[Extracts from a graphics dataset]
- - - - - - -

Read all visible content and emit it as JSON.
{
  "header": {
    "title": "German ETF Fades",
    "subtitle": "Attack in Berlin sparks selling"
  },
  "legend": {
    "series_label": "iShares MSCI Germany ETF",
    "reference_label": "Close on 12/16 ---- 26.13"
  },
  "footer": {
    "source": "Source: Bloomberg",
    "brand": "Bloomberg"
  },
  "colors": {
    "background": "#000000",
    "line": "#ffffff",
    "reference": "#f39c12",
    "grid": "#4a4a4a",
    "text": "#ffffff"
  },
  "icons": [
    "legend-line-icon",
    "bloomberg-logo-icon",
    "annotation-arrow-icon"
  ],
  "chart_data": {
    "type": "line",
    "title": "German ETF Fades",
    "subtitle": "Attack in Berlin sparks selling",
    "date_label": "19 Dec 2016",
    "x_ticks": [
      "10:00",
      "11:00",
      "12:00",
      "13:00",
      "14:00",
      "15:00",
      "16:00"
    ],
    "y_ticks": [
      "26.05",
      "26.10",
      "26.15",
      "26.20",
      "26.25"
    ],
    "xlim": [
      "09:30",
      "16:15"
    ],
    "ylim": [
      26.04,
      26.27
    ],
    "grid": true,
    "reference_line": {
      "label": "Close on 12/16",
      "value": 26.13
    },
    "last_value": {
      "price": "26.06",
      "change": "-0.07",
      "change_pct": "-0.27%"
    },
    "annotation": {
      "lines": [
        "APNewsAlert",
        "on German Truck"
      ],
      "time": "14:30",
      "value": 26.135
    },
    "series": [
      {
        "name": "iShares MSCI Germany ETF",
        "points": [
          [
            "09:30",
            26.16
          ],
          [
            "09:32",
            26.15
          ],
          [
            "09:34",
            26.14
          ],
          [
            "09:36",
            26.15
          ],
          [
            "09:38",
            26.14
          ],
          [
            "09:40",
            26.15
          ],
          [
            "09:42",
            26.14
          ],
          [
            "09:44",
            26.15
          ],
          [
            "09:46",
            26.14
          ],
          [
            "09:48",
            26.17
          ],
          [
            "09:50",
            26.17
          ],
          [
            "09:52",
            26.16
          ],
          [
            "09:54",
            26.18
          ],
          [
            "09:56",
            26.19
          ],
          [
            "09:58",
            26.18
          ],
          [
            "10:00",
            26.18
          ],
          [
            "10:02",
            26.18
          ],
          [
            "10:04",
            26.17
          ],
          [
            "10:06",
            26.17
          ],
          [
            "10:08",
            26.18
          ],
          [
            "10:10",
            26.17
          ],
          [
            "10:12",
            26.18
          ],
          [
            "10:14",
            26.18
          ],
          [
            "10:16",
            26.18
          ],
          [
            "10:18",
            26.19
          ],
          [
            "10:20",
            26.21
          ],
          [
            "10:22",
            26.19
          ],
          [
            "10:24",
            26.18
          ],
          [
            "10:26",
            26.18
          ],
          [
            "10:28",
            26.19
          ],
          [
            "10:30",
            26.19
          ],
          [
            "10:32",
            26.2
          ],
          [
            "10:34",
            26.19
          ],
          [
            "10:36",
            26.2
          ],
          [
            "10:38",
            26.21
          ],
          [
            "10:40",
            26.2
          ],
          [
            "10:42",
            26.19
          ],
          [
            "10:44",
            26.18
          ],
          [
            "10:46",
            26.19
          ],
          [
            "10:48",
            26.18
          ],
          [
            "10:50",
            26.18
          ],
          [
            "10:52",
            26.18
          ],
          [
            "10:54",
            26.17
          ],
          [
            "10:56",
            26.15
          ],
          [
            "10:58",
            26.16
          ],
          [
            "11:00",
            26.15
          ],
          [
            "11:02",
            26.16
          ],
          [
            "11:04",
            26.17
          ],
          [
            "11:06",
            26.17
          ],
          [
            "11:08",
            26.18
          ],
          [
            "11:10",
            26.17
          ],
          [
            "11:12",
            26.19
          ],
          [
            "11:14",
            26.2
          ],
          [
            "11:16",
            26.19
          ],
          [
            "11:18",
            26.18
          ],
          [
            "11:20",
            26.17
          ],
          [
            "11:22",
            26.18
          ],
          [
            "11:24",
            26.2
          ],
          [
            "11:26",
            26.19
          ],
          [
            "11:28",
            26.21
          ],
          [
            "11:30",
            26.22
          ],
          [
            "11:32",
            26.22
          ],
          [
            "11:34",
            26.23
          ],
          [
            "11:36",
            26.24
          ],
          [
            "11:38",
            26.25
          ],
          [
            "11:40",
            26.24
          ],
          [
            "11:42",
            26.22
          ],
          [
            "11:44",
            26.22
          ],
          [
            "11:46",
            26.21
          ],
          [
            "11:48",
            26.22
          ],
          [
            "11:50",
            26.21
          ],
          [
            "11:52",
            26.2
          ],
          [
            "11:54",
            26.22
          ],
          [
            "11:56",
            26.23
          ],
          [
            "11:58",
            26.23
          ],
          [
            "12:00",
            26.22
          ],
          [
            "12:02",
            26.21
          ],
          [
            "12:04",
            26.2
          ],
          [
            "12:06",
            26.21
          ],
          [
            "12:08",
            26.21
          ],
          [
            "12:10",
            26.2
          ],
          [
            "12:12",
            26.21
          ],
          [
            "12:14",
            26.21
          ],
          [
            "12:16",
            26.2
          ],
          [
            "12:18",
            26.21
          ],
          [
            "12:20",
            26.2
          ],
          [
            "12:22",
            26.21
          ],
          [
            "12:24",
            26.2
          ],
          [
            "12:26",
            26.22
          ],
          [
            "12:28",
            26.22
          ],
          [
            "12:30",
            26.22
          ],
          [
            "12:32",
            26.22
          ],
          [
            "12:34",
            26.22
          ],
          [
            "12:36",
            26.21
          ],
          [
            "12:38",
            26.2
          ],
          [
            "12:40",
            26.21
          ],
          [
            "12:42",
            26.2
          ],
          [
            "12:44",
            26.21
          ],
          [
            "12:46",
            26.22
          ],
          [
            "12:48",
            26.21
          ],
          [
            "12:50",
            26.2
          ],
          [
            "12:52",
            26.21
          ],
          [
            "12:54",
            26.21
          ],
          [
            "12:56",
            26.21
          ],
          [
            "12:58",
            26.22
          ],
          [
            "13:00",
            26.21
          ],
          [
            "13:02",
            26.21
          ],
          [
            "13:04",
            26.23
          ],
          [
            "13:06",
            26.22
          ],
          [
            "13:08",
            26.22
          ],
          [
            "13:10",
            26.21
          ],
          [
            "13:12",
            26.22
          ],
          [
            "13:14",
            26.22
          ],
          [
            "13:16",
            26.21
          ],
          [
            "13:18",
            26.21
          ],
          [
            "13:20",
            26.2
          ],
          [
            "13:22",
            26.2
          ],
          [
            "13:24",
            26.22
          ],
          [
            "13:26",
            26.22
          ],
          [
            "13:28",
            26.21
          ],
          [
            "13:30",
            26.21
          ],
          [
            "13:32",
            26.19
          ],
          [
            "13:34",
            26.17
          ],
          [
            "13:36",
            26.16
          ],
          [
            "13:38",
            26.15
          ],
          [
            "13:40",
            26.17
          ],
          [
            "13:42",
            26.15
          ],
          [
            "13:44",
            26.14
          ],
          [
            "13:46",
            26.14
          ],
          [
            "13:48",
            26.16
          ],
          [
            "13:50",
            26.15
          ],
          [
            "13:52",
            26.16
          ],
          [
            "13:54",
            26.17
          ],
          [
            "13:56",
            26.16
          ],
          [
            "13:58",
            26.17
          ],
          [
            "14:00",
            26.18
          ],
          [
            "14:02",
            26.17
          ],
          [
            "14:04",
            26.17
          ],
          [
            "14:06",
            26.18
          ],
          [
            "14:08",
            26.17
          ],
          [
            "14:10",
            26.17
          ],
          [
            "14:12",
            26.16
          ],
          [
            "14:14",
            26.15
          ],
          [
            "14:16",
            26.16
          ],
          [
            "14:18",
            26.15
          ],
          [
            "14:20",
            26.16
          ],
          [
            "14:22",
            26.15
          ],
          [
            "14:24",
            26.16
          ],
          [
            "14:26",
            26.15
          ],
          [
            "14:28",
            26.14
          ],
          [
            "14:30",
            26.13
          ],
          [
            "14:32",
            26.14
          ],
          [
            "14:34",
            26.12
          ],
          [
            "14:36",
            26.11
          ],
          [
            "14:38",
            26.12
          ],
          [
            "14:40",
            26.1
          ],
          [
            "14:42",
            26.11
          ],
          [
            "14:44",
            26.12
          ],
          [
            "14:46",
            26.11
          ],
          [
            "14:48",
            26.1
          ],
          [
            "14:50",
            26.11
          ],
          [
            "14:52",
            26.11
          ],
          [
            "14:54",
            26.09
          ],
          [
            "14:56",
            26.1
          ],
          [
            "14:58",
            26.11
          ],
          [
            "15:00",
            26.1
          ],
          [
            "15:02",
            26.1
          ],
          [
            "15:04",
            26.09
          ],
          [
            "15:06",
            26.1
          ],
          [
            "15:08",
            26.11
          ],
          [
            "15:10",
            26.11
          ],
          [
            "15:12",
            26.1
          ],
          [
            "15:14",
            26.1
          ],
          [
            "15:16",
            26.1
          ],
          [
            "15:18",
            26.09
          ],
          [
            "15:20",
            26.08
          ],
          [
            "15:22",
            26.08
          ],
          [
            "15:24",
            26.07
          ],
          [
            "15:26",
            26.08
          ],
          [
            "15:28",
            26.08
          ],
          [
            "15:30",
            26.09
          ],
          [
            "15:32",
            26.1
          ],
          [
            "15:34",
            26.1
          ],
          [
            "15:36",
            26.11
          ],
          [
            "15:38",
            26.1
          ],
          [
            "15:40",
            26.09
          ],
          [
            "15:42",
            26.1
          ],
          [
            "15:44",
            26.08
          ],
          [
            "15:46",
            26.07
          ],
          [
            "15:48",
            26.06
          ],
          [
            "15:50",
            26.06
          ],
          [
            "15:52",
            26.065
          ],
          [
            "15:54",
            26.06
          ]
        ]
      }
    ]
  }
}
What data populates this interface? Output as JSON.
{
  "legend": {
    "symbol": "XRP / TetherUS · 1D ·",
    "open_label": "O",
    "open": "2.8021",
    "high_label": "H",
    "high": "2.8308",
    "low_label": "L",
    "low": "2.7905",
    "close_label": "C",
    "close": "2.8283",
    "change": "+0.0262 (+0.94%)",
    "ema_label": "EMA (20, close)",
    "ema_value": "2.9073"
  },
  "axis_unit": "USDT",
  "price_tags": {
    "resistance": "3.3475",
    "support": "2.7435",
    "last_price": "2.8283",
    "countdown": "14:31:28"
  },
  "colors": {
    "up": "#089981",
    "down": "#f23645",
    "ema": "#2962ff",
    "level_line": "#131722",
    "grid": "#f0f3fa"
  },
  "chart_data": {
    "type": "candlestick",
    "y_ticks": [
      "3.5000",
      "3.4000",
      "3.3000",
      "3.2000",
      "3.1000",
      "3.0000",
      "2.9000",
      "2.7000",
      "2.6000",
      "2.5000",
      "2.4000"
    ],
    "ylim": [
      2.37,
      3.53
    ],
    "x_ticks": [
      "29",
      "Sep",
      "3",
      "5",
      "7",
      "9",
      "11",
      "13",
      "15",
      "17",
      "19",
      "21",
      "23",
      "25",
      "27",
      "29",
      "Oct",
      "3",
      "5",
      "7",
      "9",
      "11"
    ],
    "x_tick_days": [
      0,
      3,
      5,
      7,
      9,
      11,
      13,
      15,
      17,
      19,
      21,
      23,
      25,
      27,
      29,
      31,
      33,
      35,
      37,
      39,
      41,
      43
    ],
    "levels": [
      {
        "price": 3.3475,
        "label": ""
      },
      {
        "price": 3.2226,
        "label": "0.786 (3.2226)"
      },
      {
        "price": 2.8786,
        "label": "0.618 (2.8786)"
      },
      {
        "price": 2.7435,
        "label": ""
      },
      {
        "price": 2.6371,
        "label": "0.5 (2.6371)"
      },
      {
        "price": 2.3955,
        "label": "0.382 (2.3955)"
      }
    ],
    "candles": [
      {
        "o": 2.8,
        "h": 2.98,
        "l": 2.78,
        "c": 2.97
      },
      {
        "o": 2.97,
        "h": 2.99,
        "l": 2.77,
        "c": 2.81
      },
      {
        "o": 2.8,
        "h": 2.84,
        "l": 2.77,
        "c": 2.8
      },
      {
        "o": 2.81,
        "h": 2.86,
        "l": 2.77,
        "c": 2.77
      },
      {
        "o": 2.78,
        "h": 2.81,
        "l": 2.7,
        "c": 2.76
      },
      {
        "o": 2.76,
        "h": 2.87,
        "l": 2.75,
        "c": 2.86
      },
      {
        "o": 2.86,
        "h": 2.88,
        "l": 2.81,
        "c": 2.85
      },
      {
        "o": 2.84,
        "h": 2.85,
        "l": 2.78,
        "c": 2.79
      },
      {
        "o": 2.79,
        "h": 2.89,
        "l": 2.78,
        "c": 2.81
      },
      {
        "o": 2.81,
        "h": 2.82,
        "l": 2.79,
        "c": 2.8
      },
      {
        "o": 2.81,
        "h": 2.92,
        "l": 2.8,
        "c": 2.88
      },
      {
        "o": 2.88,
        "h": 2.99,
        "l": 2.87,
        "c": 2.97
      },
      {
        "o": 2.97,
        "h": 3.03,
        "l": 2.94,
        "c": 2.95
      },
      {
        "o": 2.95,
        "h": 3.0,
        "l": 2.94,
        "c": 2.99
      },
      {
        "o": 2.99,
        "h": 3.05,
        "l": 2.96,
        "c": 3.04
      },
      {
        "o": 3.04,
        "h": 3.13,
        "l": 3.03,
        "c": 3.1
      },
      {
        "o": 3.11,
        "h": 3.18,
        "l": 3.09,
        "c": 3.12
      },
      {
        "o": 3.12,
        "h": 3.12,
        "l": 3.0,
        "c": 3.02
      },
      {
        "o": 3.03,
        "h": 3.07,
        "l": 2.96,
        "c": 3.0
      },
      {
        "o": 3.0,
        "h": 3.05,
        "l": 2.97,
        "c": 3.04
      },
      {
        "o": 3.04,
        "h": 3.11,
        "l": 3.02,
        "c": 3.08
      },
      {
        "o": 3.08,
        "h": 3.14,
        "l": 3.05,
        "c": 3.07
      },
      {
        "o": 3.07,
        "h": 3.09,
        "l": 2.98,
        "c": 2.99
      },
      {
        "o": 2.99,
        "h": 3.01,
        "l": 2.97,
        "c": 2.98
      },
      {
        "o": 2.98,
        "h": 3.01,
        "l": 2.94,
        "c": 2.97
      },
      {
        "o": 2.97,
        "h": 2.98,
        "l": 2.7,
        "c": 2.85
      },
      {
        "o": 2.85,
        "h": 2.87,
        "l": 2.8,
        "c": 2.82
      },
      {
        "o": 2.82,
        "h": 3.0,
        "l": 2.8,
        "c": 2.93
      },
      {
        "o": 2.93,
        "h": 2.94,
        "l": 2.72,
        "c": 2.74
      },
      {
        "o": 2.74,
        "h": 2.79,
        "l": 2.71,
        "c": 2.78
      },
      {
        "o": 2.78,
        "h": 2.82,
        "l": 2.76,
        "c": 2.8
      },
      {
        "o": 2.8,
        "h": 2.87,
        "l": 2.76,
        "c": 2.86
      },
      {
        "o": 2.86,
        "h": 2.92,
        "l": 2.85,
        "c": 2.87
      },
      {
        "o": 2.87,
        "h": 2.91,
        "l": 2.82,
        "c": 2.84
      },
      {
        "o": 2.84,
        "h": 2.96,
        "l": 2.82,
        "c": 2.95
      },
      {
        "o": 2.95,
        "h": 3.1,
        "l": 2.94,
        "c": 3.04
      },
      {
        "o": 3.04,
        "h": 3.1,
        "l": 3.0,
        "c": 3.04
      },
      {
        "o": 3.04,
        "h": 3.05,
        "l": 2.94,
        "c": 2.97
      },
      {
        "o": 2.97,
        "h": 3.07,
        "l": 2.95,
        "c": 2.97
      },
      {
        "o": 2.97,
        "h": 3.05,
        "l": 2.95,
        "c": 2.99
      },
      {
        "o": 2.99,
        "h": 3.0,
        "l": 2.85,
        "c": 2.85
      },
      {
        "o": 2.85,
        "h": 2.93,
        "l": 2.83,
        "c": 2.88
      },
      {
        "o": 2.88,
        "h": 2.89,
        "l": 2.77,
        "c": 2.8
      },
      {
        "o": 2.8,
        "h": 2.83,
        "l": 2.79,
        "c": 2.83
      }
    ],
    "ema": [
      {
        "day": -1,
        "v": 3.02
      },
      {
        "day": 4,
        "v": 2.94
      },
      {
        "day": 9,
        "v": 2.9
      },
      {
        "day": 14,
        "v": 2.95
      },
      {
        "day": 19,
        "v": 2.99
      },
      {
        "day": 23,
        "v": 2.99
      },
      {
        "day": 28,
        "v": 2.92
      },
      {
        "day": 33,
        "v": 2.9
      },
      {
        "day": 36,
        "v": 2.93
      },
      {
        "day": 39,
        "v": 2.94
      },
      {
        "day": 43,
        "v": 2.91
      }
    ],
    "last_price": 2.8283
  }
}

- - - - - - -

__Exercise aim__
Copy out each line in the listing that has the word "JSON".

__Solution to the problem__
Read all visible content and emit it as JSON.
What data populates this interface? Output as JSON.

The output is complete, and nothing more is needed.